▶ _GIVEN REQUEST 1_: In the forum thread about Issac Watts, what book did Theoretical read before raising the question?

# Issac Watts - Possibly Unitarian?



## Theoretical (Jan 25, 2007)

I read a book about a host of 18th Century British radical Whigs, _The Eighteenth Century Commonwealthman_, by Caroline Robbins, and it was suggested in there that Issac Watts at least had some sympathies with the Unitarian movement as to the nature of God.

Anyone have any thoughts or comments on this?


----------



## No Longer A Libertine (Jan 25, 2007)

Theoretical said:


> I read a book about a host of 18th Century British radical Whigs, _The Eighteenth Century Commonwealthman_, by Caroline Robbins, and it was suggested in there that Issac Watts at least had some sympathies with the Unitarian movement as to the nature of God.
> 
> Anyone have any thoughts or comments on this?


Everyone's a unitarian according to the secularists, who wrote the book and what is their lense of history?


----------



## Theoretical (Jan 25, 2007)

[Stored entries]
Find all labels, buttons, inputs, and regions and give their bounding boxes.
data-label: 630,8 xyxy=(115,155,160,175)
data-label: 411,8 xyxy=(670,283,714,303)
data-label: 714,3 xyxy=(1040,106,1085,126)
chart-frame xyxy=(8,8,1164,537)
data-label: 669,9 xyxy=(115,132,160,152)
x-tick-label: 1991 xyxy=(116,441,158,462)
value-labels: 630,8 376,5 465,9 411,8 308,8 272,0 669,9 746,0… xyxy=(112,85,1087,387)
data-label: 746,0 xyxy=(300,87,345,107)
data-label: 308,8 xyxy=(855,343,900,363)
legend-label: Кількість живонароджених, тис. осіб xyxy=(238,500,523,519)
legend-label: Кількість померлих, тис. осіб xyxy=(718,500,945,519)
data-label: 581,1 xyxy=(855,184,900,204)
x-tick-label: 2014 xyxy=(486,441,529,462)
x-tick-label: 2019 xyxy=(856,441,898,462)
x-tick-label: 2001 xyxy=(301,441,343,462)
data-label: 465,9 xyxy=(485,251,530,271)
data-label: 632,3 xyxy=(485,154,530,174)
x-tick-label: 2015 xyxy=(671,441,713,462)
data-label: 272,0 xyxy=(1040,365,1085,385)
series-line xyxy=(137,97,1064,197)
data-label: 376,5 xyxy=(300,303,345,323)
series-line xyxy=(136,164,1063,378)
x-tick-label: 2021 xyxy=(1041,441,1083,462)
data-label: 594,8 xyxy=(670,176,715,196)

▶ _GIVEN REQUEST 2_: Rewrite all lines of the stored entries as a Markdown table with the columns Row and Line, putting each line's number under Row and its text under Line, and skip any blank lines.

▶ _COMPLETE ANSWER 1_: Theoretical read *The Eighteenth Century Commonwealthman* by Caroline Robbins.

▶ _COMPLETE ANSWER 2_:
| Row | Line |
|---|---|
| 1 | Find all labels, buttons, inputs, and regions and give their bounding boxes. |
| 2 | data-label: 630,8 xyxy=(115,155,160,175) |
| 3 | data-label: 411,8 xyxy=(670,283,714,303) |
| 4 | data-label: 714,3 xyxy=(1040,106,1085,126) |
| 5 | chart-frame xyxy=(8,8,1164,537) |
| 6 | data-label: 669,9 xyxy=(115,132,160,152) |
| 7 | x-tick-label: 1991 xyxy=(116,441,158,462) |
| 8 | value-labels: 630,8 376,5 465,9 411,8 308,8 272,0 669,9 746,0… xyxy=(112,85,1087,387) |
| 9 | data-label: 746,0 xyxy=(300,87,345,107) |
| 10 | data-label: 308,8 xyxy=(855,343,900,363) |
| 11 | legend-label: Кількість живонароджених, тис. осіб xyxy=(238,500,523,519) |
| 12 | legend-label: Кількість померлих, тис. осіб xyxy=(718,500,945,519) |
| 13 | data-label: 581,1 xyxy=(855,184,900,204) |
| 14 | x-tick-label: 2014 xyxy=(486,441,529,462) |
| 15 | x-tick-label: 2019 xyxy=(856,441,898,462) |
| 16 | x-tick-label: 2001 xyxy=(301,441,343,462) |
| 17 | data-label: 465,9 xyxy=(485,251,530,271) |
| 18 | data-label: 632,3 xyxy=(485,154,530,174) |
| 19 | x-tick-label: 2015 xyxy=(671,441,713,462) |
| 20 | data-label: 272,0 xyxy=(1040,365,1085,385) |
| 21 | series-line xyxy=(137,97,1064,197) |
| 22 | data-label: 376,5 xyxy=(300,303,345,323) |
| 23 | series-line xyxy=(136,164,1063,378) |
| 24 | x-tick-label: 2021 xyxy=(1041,441,1083,462) |
| 25 | data-label: 594,8 xyxy=(670,176,715,196) |